What you should do: Review the lines that follow and copy each one that contains the word "BINANCE".

----------------

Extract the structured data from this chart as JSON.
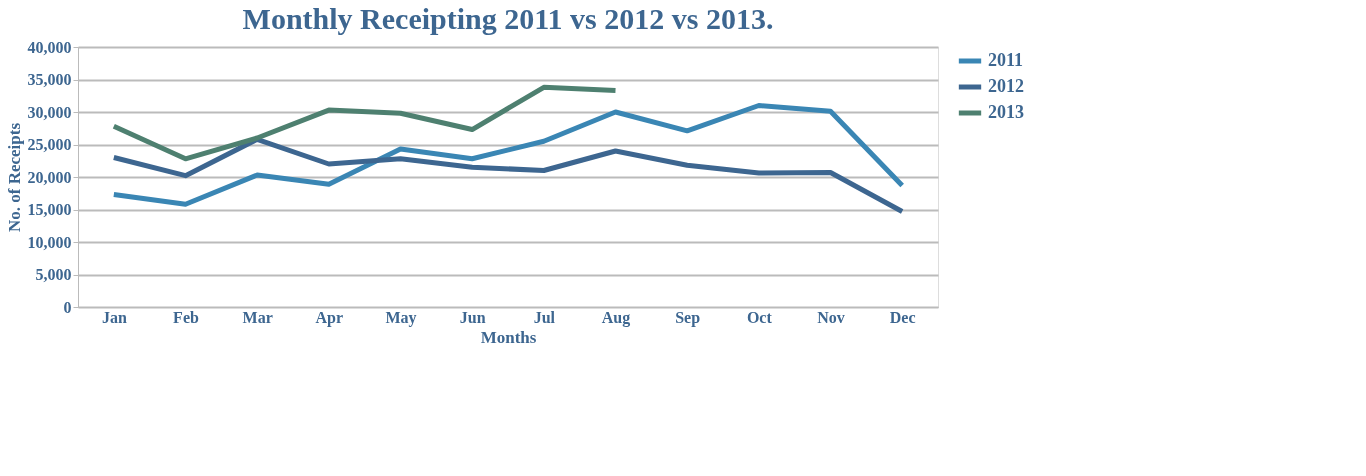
{
  "chart_data": {
    "type": "line",
    "title": "Monthly Receipting 2011 vs 2012 vs 2013.",
    "xlabel": "Months",
    "ylabel": "No. of Receipts",
    "categories": [
      "Jan",
      "Feb",
      "Mar",
      "Apr",
      "May",
      "Jun",
      "Jul",
      "Aug",
      "Sep",
      "Oct",
      "Nov",
      "Dec"
    ],
    "series": [
      {
        "name": "2011",
        "color": "#3a86b4",
        "values": [
          17300,
          15800,
          20300,
          18900,
          24300,
          22800,
          25500,
          30000,
          27100,
          31000,
          30100,
          18700
        ]
      },
      {
        "name": "2012",
        "color": "#3d6690",
        "values": [
          23000,
          20200,
          25800,
          22000,
          22800,
          21500,
          21000,
          24000,
          21800,
          20600,
          20700,
          14700
        ]
      },
      {
        "name": "2013",
        "color": "#4e8070",
        "values": [
          27800,
          22800,
          26000,
          30300,
          29800,
          27300,
          33800,
          33300,
          null,
          null,
          null,
          null
        ]
      }
    ],
    "ylim": [
      0,
      40000
    ],
    "yticks": [
      0,
      {
        "value": 5000,
        "label": "5,000"
      },
      {
        "value": 10000,
        "label": "10,000"
      },
      {
        "value": 15000,
        "label": "15,000"
      },
      {
        "value": 20000,
        "label": "20,000"
      },
      {
        "value": 25000,
        "label": "25,000"
      },
      {
        "value": 30000,
        "label": "30,000"
      },
      {
        "value": 35000,
        "label": "35,000"
      },
      {
        "value": 40000,
        "label": "40,000"
      }
    ],
    "grid": "y",
    "legend": "right",
    "marker": "none",
    "line_style": "solid"
  }
}
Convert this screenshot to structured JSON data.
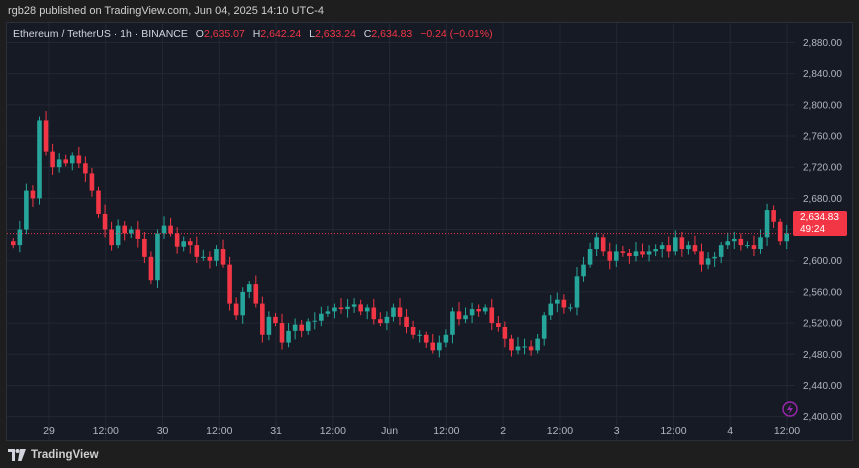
{
  "header": {
    "published": "rgb28 published on TradingView.com, Jun 04, 2025 14:10 UTC-4"
  },
  "legend": {
    "symbol": "Ethereum / TetherUS · 1h · BINANCE",
    "o_label": "O",
    "o_value": "2,635.07",
    "h_label": "H",
    "h_value": "2,642.24",
    "l_label": "L",
    "l_value": "2,633.24",
    "c_label": "C",
    "c_value": "2,634.83",
    "change": "−0.24 (−0.01%)"
  },
  "price_tag": {
    "price": "2,634.83",
    "countdown": "49:24"
  },
  "footer": {
    "brand": "TradingView"
  },
  "icons": {
    "logo": "tradingview-logo-icon",
    "bolt": "lightning-bolt-icon"
  },
  "colors": {
    "up": "#26a69a",
    "down": "#f23645",
    "background": "#161a25",
    "grid": "#232733",
    "text": "#b2b5be"
  },
  "chart_data": {
    "type": "candlestick",
    "title": "Ethereum / TetherUS · 1h · BINANCE",
    "xlabel": "",
    "ylabel": "",
    "ylim": [
      2370,
      2905
    ],
    "y_ticks": [
      "2,880.00",
      "2,840.00",
      "2,800.00",
      "2,760.00",
      "2,720.00",
      "2,680.00",
      "2,640.00",
      "2,600.00",
      "2,560.00",
      "2,520.00",
      "2,480.00",
      "2,440.00",
      "2,400.00"
    ],
    "x_ticks": [
      "29",
      "12:00",
      "30",
      "12:00",
      "31",
      "12:00",
      "Jun",
      "12:00",
      "2",
      "12:00",
      "3",
      "12:00",
      "4",
      "12:00"
    ],
    "grid": true,
    "last_price": 2634.83,
    "close_series": [
      2620,
      2640,
      2690,
      2680,
      2780,
      2740,
      2720,
      2730,
      2725,
      2735,
      2725,
      2712,
      2690,
      2660,
      2640,
      2620,
      2645,
      2635,
      2640,
      2628,
      2605,
      2575,
      2635,
      2645,
      2635,
      2618,
      2625,
      2620,
      2605,
      2605,
      2600,
      2615,
      2595,
      2545,
      2530,
      2560,
      2570,
      2545,
      2505,
      2528,
      2520,
      2495,
      2510,
      2518,
      2510,
      2522,
      2523,
      2532,
      2535,
      2540,
      2538,
      2541,
      2544,
      2535,
      2540,
      2525,
      2520,
      2528,
      2540,
      2528,
      2515,
      2505,
      2505,
      2495,
      2485,
      2495,
      2505,
      2535,
      2525,
      2530,
      2538,
      2535,
      2540,
      2520,
      2515,
      2500,
      2485,
      2490,
      2490,
      2485,
      2500,
      2530,
      2545,
      2550,
      2540,
      2540,
      2580,
      2595,
      2615,
      2630,
      2612,
      2600,
      2612,
      2610,
      2606,
      2612,
      2608,
      2612,
      2615,
      2620,
      2612,
      2630,
      2615,
      2620,
      2612,
      2595,
      2603,
      2605,
      2620,
      2625,
      2628,
      2620,
      2620,
      2615,
      2630,
      2665,
      2650,
      2625,
      2635
    ],
    "candles_note": "hourly OHLC, 26 May 29 to Jun 4"
  }
}
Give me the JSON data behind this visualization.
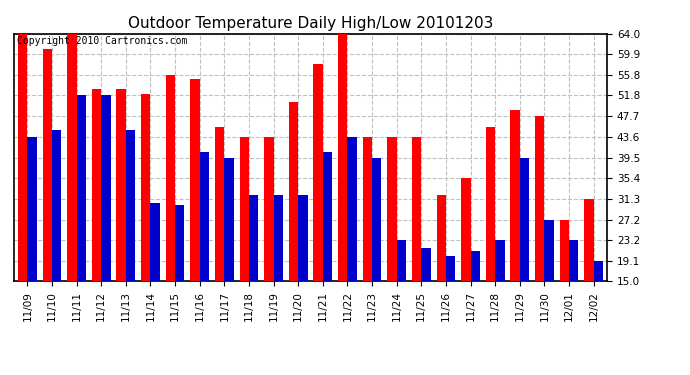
{
  "title": "Outdoor Temperature Daily High/Low 20101203",
  "copyright": "Copyright 2010 Cartronics.com",
  "dates": [
    "11/09",
    "11/10",
    "11/11",
    "11/12",
    "11/13",
    "11/14",
    "11/15",
    "11/16",
    "11/17",
    "11/18",
    "11/19",
    "11/20",
    "11/21",
    "11/22",
    "11/23",
    "11/24",
    "11/25",
    "11/26",
    "11/27",
    "11/28",
    "11/29",
    "11/30",
    "12/01",
    "12/02"
  ],
  "highs": [
    64.0,
    61.0,
    64.0,
    53.0,
    53.0,
    52.0,
    55.8,
    55.0,
    45.5,
    43.6,
    43.6,
    50.5,
    58.0,
    64.0,
    43.6,
    43.6,
    43.6,
    32.0,
    35.4,
    45.5,
    49.0,
    47.7,
    27.2,
    31.3
  ],
  "lows": [
    43.6,
    45.0,
    51.8,
    51.8,
    45.0,
    30.5,
    30.0,
    40.5,
    39.5,
    32.0,
    32.0,
    32.0,
    40.5,
    43.6,
    39.5,
    23.2,
    21.5,
    20.0,
    21.0,
    23.2,
    39.5,
    27.2,
    23.2,
    19.1
  ],
  "yticks": [
    15.0,
    19.1,
    23.2,
    27.2,
    31.3,
    35.4,
    39.5,
    43.6,
    47.7,
    51.8,
    55.8,
    59.9,
    64.0
  ],
  "ymin": 15.0,
  "ymax": 64.0,
  "high_color": "#ff0000",
  "low_color": "#0000cc",
  "bg_color": "#ffffff",
  "grid_color": "#c0c0c0",
  "title_fontsize": 11,
  "tick_fontsize": 7.5,
  "copyright_fontsize": 7
}
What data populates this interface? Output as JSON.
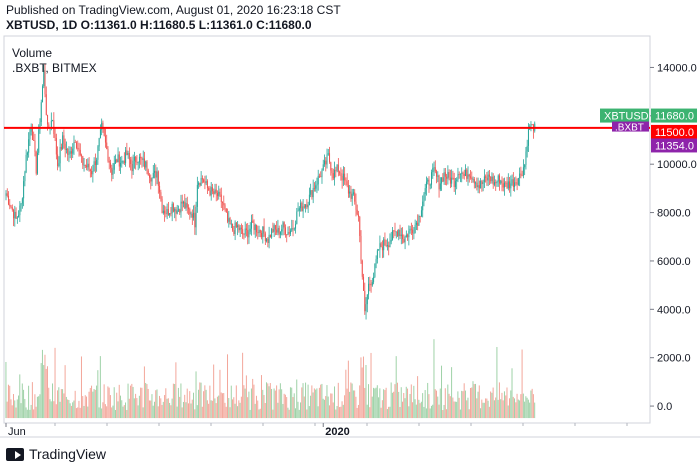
{
  "header": {
    "line1": "Published on TradingView.com, August 01, 2020 16:23:18 CST",
    "line2": "XBTUSD, 1D  O:11361.0  H:11680.5  L:11361.0  C:11680.0"
  },
  "chart_data": {
    "type": "candlestick",
    "symbol": "XBTUSD",
    "interval": "1D",
    "overlays": [
      "Volume",
      ".BXBT, BITMEX"
    ],
    "y_axis": {
      "ticks": [
        "14000.0",
        "12000.0",
        "10000.0",
        "8000.0",
        "6000.0",
        "4000.0",
        "2000.0",
        "0.0"
      ],
      "ylim": [
        -700,
        15300
      ]
    },
    "x_axis": {
      "ticks": [
        "Jun",
        "2020"
      ]
    },
    "price_series": {
      "name": "XBTUSD",
      "keypoints": [
        [
          0,
          8800
        ],
        [
          8,
          7700
        ],
        [
          12,
          8300
        ],
        [
          16,
          10300
        ],
        [
          20,
          11700
        ],
        [
          24,
          9800
        ],
        [
          28,
          12600
        ],
        [
          30,
          13800
        ],
        [
          33,
          11400
        ],
        [
          37,
          11900
        ],
        [
          41,
          10000
        ],
        [
          45,
          11000
        ],
        [
          50,
          10300
        ],
        [
          55,
          11100
        ],
        [
          60,
          10100
        ],
        [
          64,
          9900
        ],
        [
          68,
          9700
        ],
        [
          72,
          10300
        ],
        [
          76,
          11500
        ],
        [
          80,
          10600
        ],
        [
          84,
          9700
        ],
        [
          88,
          10200
        ],
        [
          92,
          10100
        ],
        [
          96,
          10400
        ],
        [
          100,
          9900
        ],
        [
          104,
          10300
        ],
        [
          108,
          10100
        ],
        [
          112,
          9900
        ],
        [
          116,
          9400
        ],
        [
          120,
          9700
        ],
        [
          124,
          8200
        ],
        [
          128,
          8000
        ],
        [
          132,
          8300
        ],
        [
          136,
          8100
        ],
        [
          140,
          8400
        ],
        [
          144,
          8100
        ],
        [
          148,
          8000
        ],
        [
          150,
          7600
        ],
        [
          152,
          9300
        ],
        [
          156,
          9400
        ],
        [
          160,
          9000
        ],
        [
          164,
          8800
        ],
        [
          168,
          8700
        ],
        [
          172,
          8400
        ],
        [
          176,
          7600
        ],
        [
          180,
          7300
        ],
        [
          184,
          7400
        ],
        [
          188,
          7100
        ],
        [
          192,
          7200
        ],
        [
          196,
          7500
        ],
        [
          200,
          7300
        ],
        [
          204,
          7200
        ],
        [
          208,
          6900
        ],
        [
          212,
          7300
        ],
        [
          216,
          7200
        ],
        [
          220,
          7400
        ],
        [
          224,
          7200
        ],
        [
          228,
          7400
        ],
        [
          232,
          8100
        ],
        [
          236,
          8300
        ],
        [
          240,
          8500
        ],
        [
          244,
          9000
        ],
        [
          248,
          9400
        ],
        [
          252,
          9800
        ],
        [
          256,
          10300
        ],
        [
          260,
          9600
        ],
        [
          264,
          9800
        ],
        [
          268,
          9400
        ],
        [
          272,
          8900
        ],
        [
          276,
          8600
        ],
        [
          280,
          7800
        ],
        [
          283,
          5400
        ],
        [
          285,
          3800
        ],
        [
          288,
          5000
        ],
        [
          292,
          5400
        ],
        [
          296,
          6500
        ],
        [
          300,
          6700
        ],
        [
          304,
          6800
        ],
        [
          308,
          7100
        ],
        [
          312,
          7300
        ],
        [
          316,
          6900
        ],
        [
          320,
          7200
        ],
        [
          324,
          7400
        ],
        [
          328,
          7800
        ],
        [
          332,
          8800
        ],
        [
          336,
          9300
        ],
        [
          340,
          9700
        ],
        [
          344,
          9200
        ],
        [
          348,
          9600
        ],
        [
          352,
          9400
        ],
        [
          356,
          9300
        ],
        [
          360,
          9800
        ],
        [
          364,
          9500
        ],
        [
          368,
          9700
        ],
        [
          372,
          9400
        ],
        [
          376,
          9100
        ],
        [
          380,
          9300
        ],
        [
          384,
          9500
        ],
        [
          388,
          9200
        ],
        [
          392,
          9400
        ],
        [
          396,
          9100
        ],
        [
          400,
          9200
        ],
        [
          404,
          9300
        ],
        [
          408,
          9500
        ],
        [
          412,
          10000
        ],
        [
          414,
          11000
        ],
        [
          416,
          11600
        ],
        [
          418,
          11500
        ],
        [
          420,
          11680
        ]
      ],
      "count": 421,
      "up_color": "#26a69a",
      "down_color": "#ef5350"
    },
    "reference_line": {
      "label": "11500.0",
      "value": 11500,
      "color": "#ff0000"
    },
    "price_labels": [
      {
        "name": "XBTUSD",
        "text": "11680.0",
        "value": 11680,
        "color": "#3cb371"
      },
      {
        "name": ".BXBT",
        "text": "11500.0",
        "value": 11500,
        "color": "#ff0000"
      },
      {
        "name": "",
        "text": "11354.0",
        "value": 11354,
        "color": "#8e24aa"
      }
    ],
    "volume_color_up": "#9fd2a8",
    "volume_color_down": "#f3a79b"
  },
  "footer": {
    "brand": "TradingView"
  }
}
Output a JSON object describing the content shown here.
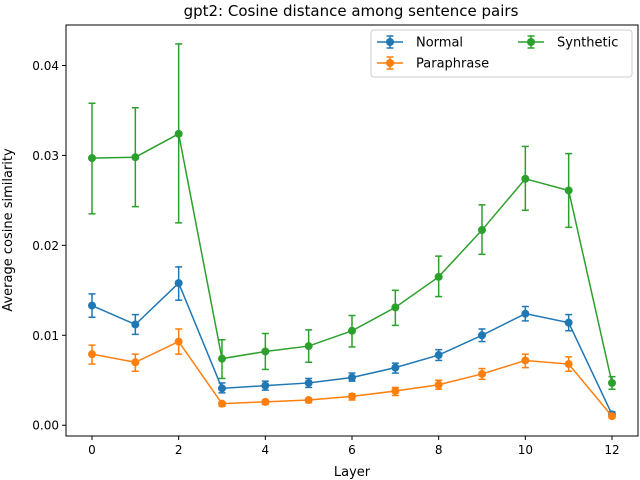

----------------

Exercise solution:
    "symbol": "Ethereum / TetherUS · 1h · BINANCE",
    "title": "Ethereum / TetherUS · 1h · BINANCE",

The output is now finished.